## What the exercise asks
Write out the records beneath this line exactly as they appear, minus any images.

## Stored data
BEGIN

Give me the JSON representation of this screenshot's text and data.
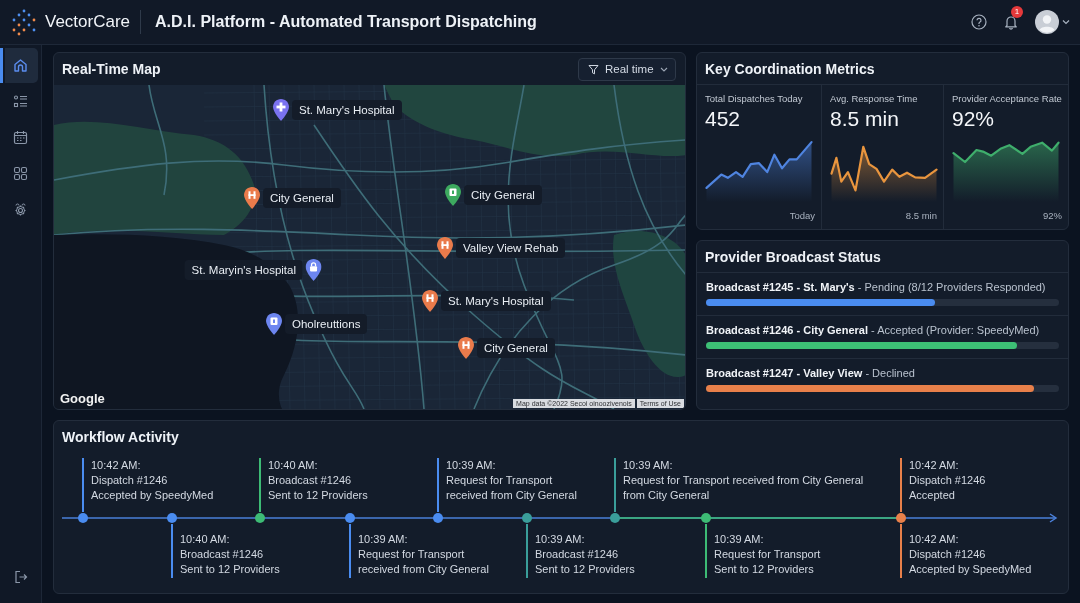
{
  "header": {
    "brand": "VectorCare",
    "title": "A.D.I. Platform - Automated Transport Dispatching",
    "notification_count": "1"
  },
  "sidebar": {
    "items": [
      {
        "selected": true
      },
      {
        "selected": false
      },
      {
        "selected": false
      },
      {
        "selected": false
      },
      {
        "selected": false
      }
    ]
  },
  "map_panel": {
    "title": "Real-Time Map",
    "filter": {
      "value": "Real time"
    },
    "pins": [
      {
        "label": "St. Mary's Hospital",
        "color": "#7a72f0"
      },
      {
        "label": "City General",
        "color": "#ea7b4b"
      },
      {
        "label": "City General",
        "color": "#3daa5f"
      },
      {
        "label": "Valley View Rehab",
        "color": "#ea7b4b"
      },
      {
        "label": "St. Maryin's Hospital",
        "color": "#6d86f0"
      },
      {
        "label": "Oholreuttions",
        "color": "#6d86f0"
      },
      {
        "label": "St. Mary's Hospital",
        "color": "#ea7b4b"
      },
      {
        "label": "City General",
        "color": "#ea7b4b"
      }
    ],
    "attribution": {
      "logo": "Google",
      "map_data": "Map data ©2022 Secoi oinoozivenois",
      "terms": "Terms of Use"
    }
  },
  "metrics_panel": {
    "title": "Key Coordination Metrics",
    "metrics": [
      {
        "label": "Total Dispatches Today",
        "value": "452",
        "footnote": "Today"
      },
      {
        "label": "Avg. Response Time",
        "value": "8.5 min",
        "footnote": "8.5 min"
      },
      {
        "label": "Provider Acceptance Rate",
        "value": "92%",
        "footnote": "92%"
      }
    ]
  },
  "broadcast_panel": {
    "title": "Provider Broadcast Status",
    "broadcasts": [
      {
        "text": "**Broadcast #1245 - St. Mary's** - Pending (8/12 Providers Responded)",
        "level": 0.65,
        "color": "#4a8cf0"
      },
      {
        "text": "**Broadcast #1246 - City General** - Accepted (Provider: SpeedyMed)",
        "level": 0.88,
        "color": "#3dbf75"
      },
      {
        "text": "**Broadcast #1247 - Valley View** - Declined",
        "level": 0.93,
        "color": "#e8804a"
      }
    ]
  },
  "workflow_panel": {
    "title": "Workflow Activity",
    "events": [
      {
        "color": "#4a8cf0",
        "above": {
          "time": "10:42 AM:",
          "lines": [
            "Dispatch #1246",
            "Accepted by SpeedyMed"
          ]
        }
      },
      {
        "color": "#4a8cf0",
        "below": {
          "time": "10:40 AM:",
          "lines": [
            "Broadcast #1246",
            "Sent to 12 Providers"
          ]
        }
      },
      {
        "color": "#3dbb75",
        "above": {
          "time": "10:40 AM:",
          "lines": [
            "Broadcast #1246",
            "Sent to 12 Providers"
          ]
        }
      },
      {
        "color": "#4a8cf0",
        "below": {
          "time": "10:39 AM:",
          "lines": [
            "Request for Transport",
            "received from City General"
          ]
        }
      },
      {
        "color": "#4a8cf0",
        "above": {
          "time": "10:39 AM:",
          "lines": [
            "Request for Transport",
            "received from City General"
          ]
        }
      },
      {
        "color": "#3a9e9a",
        "below": {
          "time": "10:39 AM:",
          "lines": [
            "Broadcast #1246",
            "Sent to 12 Providers"
          ]
        }
      },
      {
        "color": "#3a9e9a",
        "above": {
          "time": "10:39 AM:",
          "lines": [
            "Request for Transport received from City General",
            "from City General"
          ]
        }
      },
      {
        "color": "#3dbb75",
        "below": {
          "time": "10:39 AM:",
          "lines": [
            "Request for Transport",
            "Sent to 12 Providers"
          ]
        }
      },
      {
        "color": "#e8804a",
        "above": {
          "time": "10:42 AM:",
          "lines": [
            "Dispatch #1246",
            "Accepted"
          ]
        },
        "below": {
          "time": "10:42 AM:",
          "lines": [
            "Dispatch #1246",
            "Accepted by SpeedyMed"
          ]
        }
      }
    ]
  }
}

END

## Answer
Give me the JSON representation of this screenshot's text and data.
{
  "header": {
    "brand": "VectorCare",
    "title": "A.D.I. Platform - Automated Transport Dispatching",
    "notification_count": "1"
  },
  "sidebar": {
    "items": [
      {
        "selected": true
      },
      {
        "selected": false
      },
      {
        "selected": false
      },
      {
        "selected": false
      },
      {
        "selected": false
      }
    ]
  },
  "map_panel": {
    "title": "Real-Time Map",
    "filter": {
      "value": "Real time"
    },
    "pins": [
      {
        "label": "St. Mary's Hospital",
        "color": "#7a72f0"
      },
      {
        "label": "City General",
        "color": "#ea7b4b"
      },
      {
        "label": "City General",
        "color": "#3daa5f"
      },
      {
        "label": "Valley View Rehab",
        "color": "#ea7b4b"
      },
      {
        "label": "St. Maryin's Hospital",
        "color": "#6d86f0"
      },
      {
        "label": "Oholreuttions",
        "color": "#6d86f0"
      },
      {
        "label": "St. Mary's Hospital",
        "color": "#ea7b4b"
      },
      {
        "label": "City General",
        "color": "#ea7b4b"
      }
    ],
    "attribution": {
      "logo": "Google",
      "map_data": "Map data ©2022 Secoi oinoozivenois",
      "terms": "Terms of Use"
    }
  },
  "metrics_panel": {
    "title": "Key Coordination Metrics",
    "metrics": [
      {
        "label": "Total Dispatches Today",
        "value": "452",
        "footnote": "Today"
      },
      {
        "label": "Avg. Response Time",
        "value": "8.5 min",
        "footnote": "8.5 min"
      },
      {
        "label": "Provider Acceptance Rate",
        "value": "92%",
        "footnote": "92%"
      }
    ]
  },
  "broadcast_panel": {
    "title": "Provider Broadcast Status",
    "broadcasts": [
      {
        "text": "**Broadcast #1245 - St. Mary's** - Pending (8/12 Providers Responded)",
        "level": 0.65,
        "color": "#4a8cf0"
      },
      {
        "text": "**Broadcast #1246 - City General** - Accepted (Provider: SpeedyMed)",
        "level": 0.88,
        "color": "#3dbf75"
      },
      {
        "text": "**Broadcast #1247 - Valley View** - Declined",
        "level": 0.93,
        "color": "#e8804a"
      }
    ]
  },
  "workflow_panel": {
    "title": "Workflow Activity",
    "events": [
      {
        "color": "#4a8cf0",
        "above": {
          "time": "10:42 AM:",
          "lines": [
            "Dispatch #1246",
            "Accepted by SpeedyMed"
          ]
        }
      },
      {
        "color": "#4a8cf0",
        "below": {
          "time": "10:40 AM:",
          "lines": [
            "Broadcast #1246",
            "Sent to 12 Providers"
          ]
        }
      },
      {
        "color": "#3dbb75",
        "above": {
          "time": "10:40 AM:",
          "lines": [
            "Broadcast #1246",
            "Sent to 12 Providers"
          ]
        }
      },
      {
        "color": "#4a8cf0",
        "below": {
          "time": "10:39 AM:",
          "lines": [
            "Request for Transport",
            "received from City General"
          ]
        }
      },
      {
        "color": "#4a8cf0",
        "above": {
          "time": "10:39 AM:",
          "lines": [
            "Request for Transport",
            "received from City General"
          ]
        }
      },
      {
        "color": "#3a9e9a",
        "below": {
          "time": "10:39 AM:",
          "lines": [
            "Broadcast #1246",
            "Sent to 12 Providers"
          ]
        }
      },
      {
        "color": "#3a9e9a",
        "above": {
          "time": "10:39 AM:",
          "lines": [
            "Request for Transport received from City General",
            "from City General"
          ]
        }
      },
      {
        "color": "#3dbb75",
        "below": {
          "time": "10:39 AM:",
          "lines": [
            "Request for Transport",
            "Sent to 12 Providers"
          ]
        }
      },
      {
        "color": "#e8804a",
        "above": {
          "time": "10:42 AM:",
          "lines": [
            "Dispatch #1246",
            "Accepted"
          ]
        },
        "below": {
          "time": "10:42 AM:",
          "lines": [
            "Dispatch #1246",
            "Accepted by SpeedyMed"
          ]
        }
      }
    ]
  }
}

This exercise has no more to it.